**Exercise details**
Return the records in full, exactly as given.

+ + + + +

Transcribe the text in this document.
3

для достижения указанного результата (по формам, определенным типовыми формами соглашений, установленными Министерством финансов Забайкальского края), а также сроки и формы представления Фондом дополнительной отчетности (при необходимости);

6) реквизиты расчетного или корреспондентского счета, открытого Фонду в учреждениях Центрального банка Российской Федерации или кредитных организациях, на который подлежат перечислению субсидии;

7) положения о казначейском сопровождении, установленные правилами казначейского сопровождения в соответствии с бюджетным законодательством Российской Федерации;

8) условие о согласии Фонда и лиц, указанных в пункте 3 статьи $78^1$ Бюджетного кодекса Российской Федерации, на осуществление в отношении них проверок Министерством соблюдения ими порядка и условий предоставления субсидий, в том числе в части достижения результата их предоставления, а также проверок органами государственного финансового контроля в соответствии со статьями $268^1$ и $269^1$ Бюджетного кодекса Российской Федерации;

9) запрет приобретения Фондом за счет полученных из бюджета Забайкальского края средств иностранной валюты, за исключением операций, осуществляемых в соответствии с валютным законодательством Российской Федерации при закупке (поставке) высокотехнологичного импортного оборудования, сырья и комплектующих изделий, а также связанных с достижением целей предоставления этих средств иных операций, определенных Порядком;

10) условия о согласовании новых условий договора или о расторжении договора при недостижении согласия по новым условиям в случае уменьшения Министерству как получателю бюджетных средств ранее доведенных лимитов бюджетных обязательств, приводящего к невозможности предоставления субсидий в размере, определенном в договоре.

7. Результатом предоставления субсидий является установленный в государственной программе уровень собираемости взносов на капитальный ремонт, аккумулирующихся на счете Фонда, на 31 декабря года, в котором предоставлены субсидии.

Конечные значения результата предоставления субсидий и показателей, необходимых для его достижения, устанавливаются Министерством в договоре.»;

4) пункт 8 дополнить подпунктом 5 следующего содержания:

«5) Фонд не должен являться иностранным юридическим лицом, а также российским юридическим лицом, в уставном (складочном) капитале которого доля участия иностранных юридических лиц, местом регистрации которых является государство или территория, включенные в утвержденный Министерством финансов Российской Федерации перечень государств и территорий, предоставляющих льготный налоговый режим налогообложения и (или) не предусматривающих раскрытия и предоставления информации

+ + + + +

**In response**
Transcribe the text in this document.
3

для достижения указанного результата (по формам, определенным типовыми формами соглашений, установленными Министерством финансов Забайкальского края), а также сроки и формы представления Фондом дополнительной отчетности (при необходимости);

6) реквизиты расчетного или корреспондентского счета, открытого Фонду в учреждениях Центрального банка Российской Федерации или кредитных организациях, на который подлежат перечислению субсидии;

7) положения о казначейском сопровождении, установленные правилами казначейского сопровождения в соответствии с бюджетным законодательством Российской Федерации;

8) условие о согласии Фонда и лиц, указанных в пункте 3 статьи $78^1$ Бюджетного кодекса Российской Федерации, на осуществление в отношении них проверок Министерством соблюдения ими порядка и условий предоставления субсидий, в том числе в части достижения результата их предоставления, а также проверок органами государственного финансового контроля в соответствии со статьями $268^1$ и $269^1$ Бюджетного кодекса Российской Федерации;

9) запрет приобретения Фондом за счет полученных из бюджета Забайкальского края средств иностранной валюты, за исключением операций, осуществляемых в соответствии с валютным законодательством Российской Федерации при закупке (поставке) высокотехнологичного импортного оборудования, сырья и комплектующих изделий, а также связанных с достижением целей предоставления этих средств иных операций, определенных Порядком;

10) условия о согласовании новых условий договора или о расторжении договора при недостижении согласия по новым условиям в случае уменьшения Министерству как получателю бюджетных средств ранее доведенных лимитов бюджетных обязательств, приводящего к невозможности предоставления субсидий в размере, определенном в договоре.

7. Результатом предоставления субсидий является установленный в государственной программе уровень собираемости взносов на капитальный ремонт, аккумулирующихся на счете Фонда, на 31 декабря года, в котором предоставлены субсидии.

Конечные значения результата предоставления субсидий и показателей, необходимых для его достижения, устанавливаются Министерством в договоре.»;

4) пункт 8 дополнить подпунктом 5 следующего содержания:

«5) Фонд не должен являться иностранным юридическим лицом, а также российским юридическим лицом, в уставном (складочном) капитале которого доля участия иностранных юридических лиц, местом регистрации которых является государство или территория, включенные в утвержденный Министерством финансов Российской Федерации перечень государств и территорий, предоставляющих льготный налоговый режим налогообложения и (или) не предусматривающих раскрытия и предоставления информации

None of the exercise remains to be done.